Data records:
________________
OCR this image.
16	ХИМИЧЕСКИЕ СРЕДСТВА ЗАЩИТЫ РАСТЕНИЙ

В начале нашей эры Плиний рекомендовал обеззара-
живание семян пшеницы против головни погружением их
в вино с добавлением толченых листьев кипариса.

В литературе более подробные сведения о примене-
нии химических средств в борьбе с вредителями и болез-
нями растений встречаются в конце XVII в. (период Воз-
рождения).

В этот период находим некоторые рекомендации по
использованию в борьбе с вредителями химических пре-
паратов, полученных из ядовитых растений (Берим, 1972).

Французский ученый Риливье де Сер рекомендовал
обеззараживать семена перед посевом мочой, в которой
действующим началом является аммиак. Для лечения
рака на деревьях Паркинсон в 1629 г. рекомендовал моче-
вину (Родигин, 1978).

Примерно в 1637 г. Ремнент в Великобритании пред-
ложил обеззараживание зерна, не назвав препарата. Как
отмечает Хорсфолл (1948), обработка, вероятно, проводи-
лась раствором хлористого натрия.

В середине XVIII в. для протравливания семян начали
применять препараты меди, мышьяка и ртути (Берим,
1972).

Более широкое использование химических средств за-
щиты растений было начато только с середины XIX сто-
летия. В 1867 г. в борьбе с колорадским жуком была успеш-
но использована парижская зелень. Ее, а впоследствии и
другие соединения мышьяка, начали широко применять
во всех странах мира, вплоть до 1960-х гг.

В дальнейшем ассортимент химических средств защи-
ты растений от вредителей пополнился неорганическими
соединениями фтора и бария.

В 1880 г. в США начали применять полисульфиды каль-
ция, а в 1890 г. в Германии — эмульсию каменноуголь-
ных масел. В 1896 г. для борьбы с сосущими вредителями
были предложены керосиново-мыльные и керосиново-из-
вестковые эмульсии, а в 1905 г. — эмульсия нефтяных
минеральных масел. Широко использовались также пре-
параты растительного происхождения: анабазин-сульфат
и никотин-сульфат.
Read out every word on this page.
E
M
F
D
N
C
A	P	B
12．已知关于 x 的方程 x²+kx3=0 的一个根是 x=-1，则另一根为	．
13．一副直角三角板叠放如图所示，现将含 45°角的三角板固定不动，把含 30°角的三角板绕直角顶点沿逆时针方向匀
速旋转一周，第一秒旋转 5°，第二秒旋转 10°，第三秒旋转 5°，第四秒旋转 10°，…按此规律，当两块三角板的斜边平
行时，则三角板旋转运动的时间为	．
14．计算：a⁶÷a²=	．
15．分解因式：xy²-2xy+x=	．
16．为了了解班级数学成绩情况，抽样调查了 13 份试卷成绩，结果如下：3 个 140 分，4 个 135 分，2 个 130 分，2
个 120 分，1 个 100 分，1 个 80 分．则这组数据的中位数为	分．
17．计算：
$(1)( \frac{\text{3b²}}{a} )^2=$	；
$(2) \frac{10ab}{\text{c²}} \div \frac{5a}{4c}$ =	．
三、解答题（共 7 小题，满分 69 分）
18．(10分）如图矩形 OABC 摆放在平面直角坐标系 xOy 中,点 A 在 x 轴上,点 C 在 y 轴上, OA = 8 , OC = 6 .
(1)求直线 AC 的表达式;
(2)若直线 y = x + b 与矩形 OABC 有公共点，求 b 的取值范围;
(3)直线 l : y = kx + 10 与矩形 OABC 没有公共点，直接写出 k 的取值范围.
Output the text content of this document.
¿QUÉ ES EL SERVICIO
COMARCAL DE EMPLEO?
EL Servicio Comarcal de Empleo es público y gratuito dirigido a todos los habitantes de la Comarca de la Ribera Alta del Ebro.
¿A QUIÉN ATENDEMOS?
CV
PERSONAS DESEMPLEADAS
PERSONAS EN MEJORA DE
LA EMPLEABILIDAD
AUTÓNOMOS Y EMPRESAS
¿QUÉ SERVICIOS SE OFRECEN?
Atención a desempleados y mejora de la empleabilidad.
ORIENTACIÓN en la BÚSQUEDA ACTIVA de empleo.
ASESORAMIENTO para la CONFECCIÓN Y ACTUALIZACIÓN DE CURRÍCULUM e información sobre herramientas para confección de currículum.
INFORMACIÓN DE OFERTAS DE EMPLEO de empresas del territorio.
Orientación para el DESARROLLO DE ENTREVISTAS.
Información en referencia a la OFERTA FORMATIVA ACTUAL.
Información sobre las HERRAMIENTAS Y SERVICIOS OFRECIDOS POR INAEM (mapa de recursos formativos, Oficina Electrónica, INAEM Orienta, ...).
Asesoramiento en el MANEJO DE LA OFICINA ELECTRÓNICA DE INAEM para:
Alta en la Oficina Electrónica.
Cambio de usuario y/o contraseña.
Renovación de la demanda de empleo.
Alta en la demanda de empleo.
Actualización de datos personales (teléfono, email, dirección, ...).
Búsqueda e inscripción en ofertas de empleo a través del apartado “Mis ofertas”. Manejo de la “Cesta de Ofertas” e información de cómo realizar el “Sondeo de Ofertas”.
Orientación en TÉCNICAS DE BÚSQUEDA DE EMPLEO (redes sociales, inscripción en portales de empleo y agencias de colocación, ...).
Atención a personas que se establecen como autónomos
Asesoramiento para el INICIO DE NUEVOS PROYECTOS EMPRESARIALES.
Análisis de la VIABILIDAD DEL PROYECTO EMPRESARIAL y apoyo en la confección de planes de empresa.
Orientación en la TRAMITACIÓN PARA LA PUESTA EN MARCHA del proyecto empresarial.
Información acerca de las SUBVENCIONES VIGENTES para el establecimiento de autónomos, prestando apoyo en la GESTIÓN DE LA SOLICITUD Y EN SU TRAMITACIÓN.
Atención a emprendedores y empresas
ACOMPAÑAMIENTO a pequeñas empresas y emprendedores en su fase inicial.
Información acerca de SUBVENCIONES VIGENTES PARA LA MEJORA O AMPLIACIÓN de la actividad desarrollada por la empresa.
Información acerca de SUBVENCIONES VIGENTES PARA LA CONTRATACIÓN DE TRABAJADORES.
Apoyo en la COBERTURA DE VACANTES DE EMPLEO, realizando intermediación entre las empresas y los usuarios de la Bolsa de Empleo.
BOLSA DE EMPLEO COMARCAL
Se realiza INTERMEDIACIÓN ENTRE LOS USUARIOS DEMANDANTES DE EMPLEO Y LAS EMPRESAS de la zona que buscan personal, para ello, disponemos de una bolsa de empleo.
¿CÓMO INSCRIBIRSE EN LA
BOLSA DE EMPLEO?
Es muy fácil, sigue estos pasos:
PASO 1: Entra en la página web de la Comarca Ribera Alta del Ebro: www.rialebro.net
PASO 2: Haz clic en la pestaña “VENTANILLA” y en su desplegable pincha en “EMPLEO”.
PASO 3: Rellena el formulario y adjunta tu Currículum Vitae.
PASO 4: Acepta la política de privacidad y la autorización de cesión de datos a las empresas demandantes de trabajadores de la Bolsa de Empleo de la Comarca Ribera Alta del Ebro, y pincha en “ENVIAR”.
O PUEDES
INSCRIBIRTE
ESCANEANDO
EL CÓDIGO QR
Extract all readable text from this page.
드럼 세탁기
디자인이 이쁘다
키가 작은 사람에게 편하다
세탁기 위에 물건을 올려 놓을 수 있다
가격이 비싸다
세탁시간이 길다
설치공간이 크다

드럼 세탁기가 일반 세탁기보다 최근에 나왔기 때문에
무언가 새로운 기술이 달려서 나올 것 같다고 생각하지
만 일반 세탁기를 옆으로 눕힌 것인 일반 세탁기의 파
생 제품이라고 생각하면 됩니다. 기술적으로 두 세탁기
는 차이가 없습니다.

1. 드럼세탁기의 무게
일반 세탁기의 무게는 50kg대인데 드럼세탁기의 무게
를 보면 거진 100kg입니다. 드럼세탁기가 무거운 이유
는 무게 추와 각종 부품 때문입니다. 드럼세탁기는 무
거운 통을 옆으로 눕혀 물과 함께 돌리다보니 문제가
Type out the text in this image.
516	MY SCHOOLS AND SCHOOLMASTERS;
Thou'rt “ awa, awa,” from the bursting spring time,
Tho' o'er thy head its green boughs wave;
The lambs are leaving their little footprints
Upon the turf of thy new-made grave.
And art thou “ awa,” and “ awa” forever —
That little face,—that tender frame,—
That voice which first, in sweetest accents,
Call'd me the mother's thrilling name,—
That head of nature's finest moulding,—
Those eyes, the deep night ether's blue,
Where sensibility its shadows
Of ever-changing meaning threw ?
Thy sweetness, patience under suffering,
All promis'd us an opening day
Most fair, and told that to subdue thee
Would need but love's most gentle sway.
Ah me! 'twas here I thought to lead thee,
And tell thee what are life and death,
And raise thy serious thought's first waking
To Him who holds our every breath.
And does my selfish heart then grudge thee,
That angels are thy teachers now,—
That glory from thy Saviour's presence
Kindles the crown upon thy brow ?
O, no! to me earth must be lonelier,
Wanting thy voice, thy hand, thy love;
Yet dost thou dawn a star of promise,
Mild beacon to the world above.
________________
**GIVEN EXERCISE:**
Only those lines running from the one containing "Extract all readable text from this page." through the last line of the data above are to be copied, exactly, with both ends included.

**SOLVED PROBLEM:**
Extract all readable text from this page.
드럼 세탁기
디자인이 이쁘다
키가 작은 사람에게 편하다
세탁기 위에 물건을 올려 놓을 수 있다
가격이 비싸다
세탁시간이 길다
설치공간이 크다

드럼 세탁기가 일반 세탁기보다 최근에 나왔기 때문에
무언가 새로운 기술이 달려서 나올 것 같다고 생각하지
만 일반 세탁기를 옆으로 눕힌 것인 일반 세탁기의 파
생 제품이라고 생각하면 됩니다. 기술적으로 두 세탁기
는 차이가 없습니다.

1. 드럼세탁기의 무게
일반 세탁기의 무게는 50kg대인데 드럼세탁기의 무게
를 보면 거진 100kg입니다. 드럼세탁기가 무거운 이유
는 무게 추와 각종 부품 때문입니다. 드럼세탁기는 무
거운 통을 옆으로 눕혀 물과 함께 돌리다보니 문제가
Type out the text in this image.
516	MY SCHOOLS AND SCHOOLMASTERS;
Thou'rt “ awa, awa,” from the bursting spring time,
Tho' o'er thy head its green boughs wave;
The lambs are leaving their little footprints
Upon the turf of thy new-made grave.
And art thou “ awa,” and “ awa” forever —
That little face,—that tender frame,—
That voice which first, in sweetest accents,
Call'd me the mother's thrilling name,—
That head of nature's finest moulding,—
Those eyes, the deep night ether's blue,
Where sensibility its shadows
Of ever-changing meaning threw ?
Thy sweetness, patience under suffering,
All promis'd us an opening day
Most fair, and told that to subdue thee
Would need but love's most gentle sway.
Ah me! 'twas here I thought to lead thee,
And tell thee what are life and death,
And raise thy serious thought's first waking
To Him who holds our every breath.
And does my selfish heart then grudge thee,
That angels are thy teachers now,—
That glory from thy Saviour's presence
Kindles the crown upon thy brow ?
O, no! to me earth must be lonelier,
Wanting thy voice, thy hand, thy love;
Yet dost thou dawn a star of promise,
Mild beacon to the world above.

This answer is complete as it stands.